• **LISTING**:
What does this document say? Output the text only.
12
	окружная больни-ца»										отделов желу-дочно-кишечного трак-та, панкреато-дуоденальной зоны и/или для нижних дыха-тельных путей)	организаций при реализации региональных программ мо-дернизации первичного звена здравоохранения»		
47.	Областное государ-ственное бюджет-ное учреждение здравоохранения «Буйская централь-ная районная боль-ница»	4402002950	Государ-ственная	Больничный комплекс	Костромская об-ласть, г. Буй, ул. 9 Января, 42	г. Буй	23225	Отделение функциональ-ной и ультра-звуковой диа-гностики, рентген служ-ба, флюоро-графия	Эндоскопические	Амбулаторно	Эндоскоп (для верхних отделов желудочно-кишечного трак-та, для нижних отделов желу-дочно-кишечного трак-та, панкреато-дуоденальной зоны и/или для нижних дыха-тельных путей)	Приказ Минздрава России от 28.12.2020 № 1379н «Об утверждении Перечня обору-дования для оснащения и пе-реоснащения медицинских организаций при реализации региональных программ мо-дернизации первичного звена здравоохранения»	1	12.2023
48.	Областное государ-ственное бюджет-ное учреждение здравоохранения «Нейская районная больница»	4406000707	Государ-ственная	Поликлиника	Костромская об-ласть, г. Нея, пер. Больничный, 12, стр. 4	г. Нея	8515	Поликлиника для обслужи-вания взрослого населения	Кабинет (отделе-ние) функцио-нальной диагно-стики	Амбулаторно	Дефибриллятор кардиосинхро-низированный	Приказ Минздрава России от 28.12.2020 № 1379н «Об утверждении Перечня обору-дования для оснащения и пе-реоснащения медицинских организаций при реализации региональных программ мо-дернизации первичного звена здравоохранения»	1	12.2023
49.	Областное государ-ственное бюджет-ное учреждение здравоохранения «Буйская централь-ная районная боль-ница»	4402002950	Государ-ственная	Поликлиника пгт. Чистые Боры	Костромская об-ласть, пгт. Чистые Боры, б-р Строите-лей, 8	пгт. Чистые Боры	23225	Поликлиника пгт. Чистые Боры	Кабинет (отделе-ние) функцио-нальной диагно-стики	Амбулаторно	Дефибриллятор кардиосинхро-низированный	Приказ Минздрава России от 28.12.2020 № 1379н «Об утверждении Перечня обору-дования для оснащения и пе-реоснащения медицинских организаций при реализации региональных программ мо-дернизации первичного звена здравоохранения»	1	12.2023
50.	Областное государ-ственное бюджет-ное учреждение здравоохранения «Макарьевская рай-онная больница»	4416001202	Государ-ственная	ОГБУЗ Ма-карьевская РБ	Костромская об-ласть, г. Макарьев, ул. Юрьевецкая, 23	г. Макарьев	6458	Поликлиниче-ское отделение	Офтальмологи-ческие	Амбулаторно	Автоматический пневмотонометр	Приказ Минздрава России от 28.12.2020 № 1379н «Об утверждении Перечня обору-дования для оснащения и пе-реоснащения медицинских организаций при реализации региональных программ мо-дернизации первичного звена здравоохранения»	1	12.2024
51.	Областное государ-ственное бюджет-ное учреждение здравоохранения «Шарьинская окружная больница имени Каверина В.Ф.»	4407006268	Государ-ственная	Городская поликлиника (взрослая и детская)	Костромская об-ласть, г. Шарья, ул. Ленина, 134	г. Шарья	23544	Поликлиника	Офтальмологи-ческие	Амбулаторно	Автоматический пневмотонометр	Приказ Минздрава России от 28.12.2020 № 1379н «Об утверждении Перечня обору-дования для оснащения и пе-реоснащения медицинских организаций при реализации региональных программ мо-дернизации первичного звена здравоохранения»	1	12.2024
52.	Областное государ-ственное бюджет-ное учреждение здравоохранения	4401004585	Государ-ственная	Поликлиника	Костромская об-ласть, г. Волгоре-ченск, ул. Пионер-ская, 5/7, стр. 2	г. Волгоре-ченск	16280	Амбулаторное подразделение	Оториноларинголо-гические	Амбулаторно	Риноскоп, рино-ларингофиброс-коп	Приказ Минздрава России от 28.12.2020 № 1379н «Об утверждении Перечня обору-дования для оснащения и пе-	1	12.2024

• **YOUR INSTRUCTIONS**: Repeat the records above exactly, from the first line to the last.

• **TASK ANSWER**:
What does this document say? Output the text only.
12
	окружная больни-ца»										отделов желу-дочно-кишечного трак-та, панкреато-дуоденальной зоны и/или для нижних дыха-тельных путей)	организаций при реализации региональных программ мо-дернизации первичного звена здравоохранения»		
47.	Областное государ-ственное бюджет-ное учреждение здравоохранения «Буйская централь-ная районная боль-ница»	4402002950	Государ-ственная	Больничный комплекс	Костромская об-ласть, г. Буй, ул. 9 Января, 42	г. Буй	23225	Отделение функциональ-ной и ультра-звуковой диа-гностики, рентген служ-ба, флюоро-графия	Эндоскопические	Амбулаторно	Эндоскоп (для верхних отделов желудочно-кишечного трак-та, для нижних отделов желу-дочно-кишечного трак-та, панкреато-дуоденальной зоны и/или для нижних дыха-тельных путей)	Приказ Минздрава России от 28.12.2020 № 1379н «Об утверждении Перечня обору-дования для оснащения и пе-реоснащения медицинских организаций при реализации региональных программ мо-дернизации первичного звена здравоохранения»	1	12.2023
48.	Областное государ-ственное бюджет-ное учреждение здравоохранения «Нейская районная больница»	4406000707	Государ-ственная	Поликлиника	Костромская об-ласть, г. Нея, пер. Больничный, 12, стр. 4	г. Нея	8515	Поликлиника для обслужи-вания взрослого населения	Кабинет (отделе-ние) функцио-нальной диагно-стики	Амбулаторно	Дефибриллятор кардиосинхро-низированный	Приказ Минздрава России от 28.12.2020 № 1379н «Об утверждении Перечня обору-дования для оснащения и пе-реоснащения медицинских организаций при реализации региональных программ мо-дернизации первичного звена здравоохранения»	1	12.2023
49.	Областное государ-ственное бюджет-ное учреждение здравоохранения «Буйская централь-ная районная боль-ница»	4402002950	Государ-ственная	Поликлиника пгт. Чистые Боры	Костромская об-ласть, пгт. Чистые Боры, б-р Строите-лей, 8	пгт. Чистые Боры	23225	Поликлиника пгт. Чистые Боры	Кабинет (отделе-ние) функцио-нальной диагно-стики	Амбулаторно	Дефибриллятор кардиосинхро-низированный	Приказ Минздрава России от 28.12.2020 № 1379н «Об утверждении Перечня обору-дования для оснащения и пе-реоснащения медицинских организаций при реализации региональных программ мо-дернизации первичного звена здравоохранения»	1	12.2023
50.	Областное государ-ственное бюджет-ное учреждение здравоохранения «Макарьевская рай-онная больница»	4416001202	Государ-ственная	ОГБУЗ Ма-карьевская РБ	Костромская об-ласть, г. Макарьев, ул. Юрьевецкая, 23	г. Макарьев	6458	Поликлиниче-ское отделение	Офтальмологи-ческие	Амбулаторно	Автоматический пневмотонометр	Приказ Минздрава России от 28.12.2020 № 1379н «Об утверждении Перечня обору-дования для оснащения и пе-реоснащения медицинских организаций при реализации региональных программ мо-дернизации первичного звена здравоохранения»	1	12.2024
51.	Областное государ-ственное бюджет-ное учреждение здравоохранения «Шарьинская окружная больница имени Каверина В.Ф.»	4407006268	Государ-ственная	Городская поликлиника (взрослая и детская)	Костромская об-ласть, г. Шарья, ул. Ленина, 134	г. Шарья	23544	Поликлиника	Офтальмологи-ческие	Амбулаторно	Автоматический пневмотонометр	Приказ Минздрава России от 28.12.2020 № 1379н «Об утверждении Перечня обору-дования для оснащения и пе-реоснащения медицинских организаций при реализации региональных программ мо-дернизации первичного звена здравоохранения»	1	12.2024
52.	Областное государ-ственное бюджет-ное учреждение здравоохранения	4401004585	Государ-ственная	Поликлиника	Костромская об-ласть, г. Волгоре-ченск, ул. Пионер-ская, 5/7, стр. 2	г. Волгоре-ченск	16280	Амбулаторное подразделение	Оториноларинголо-гические	Амбулаторно	Риноскоп, рино-ларингофиброс-коп	Приказ Минздрава России от 28.12.2020 № 1379н «Об утверждении Перечня обору-дования для оснащения и пе-	1	12.2024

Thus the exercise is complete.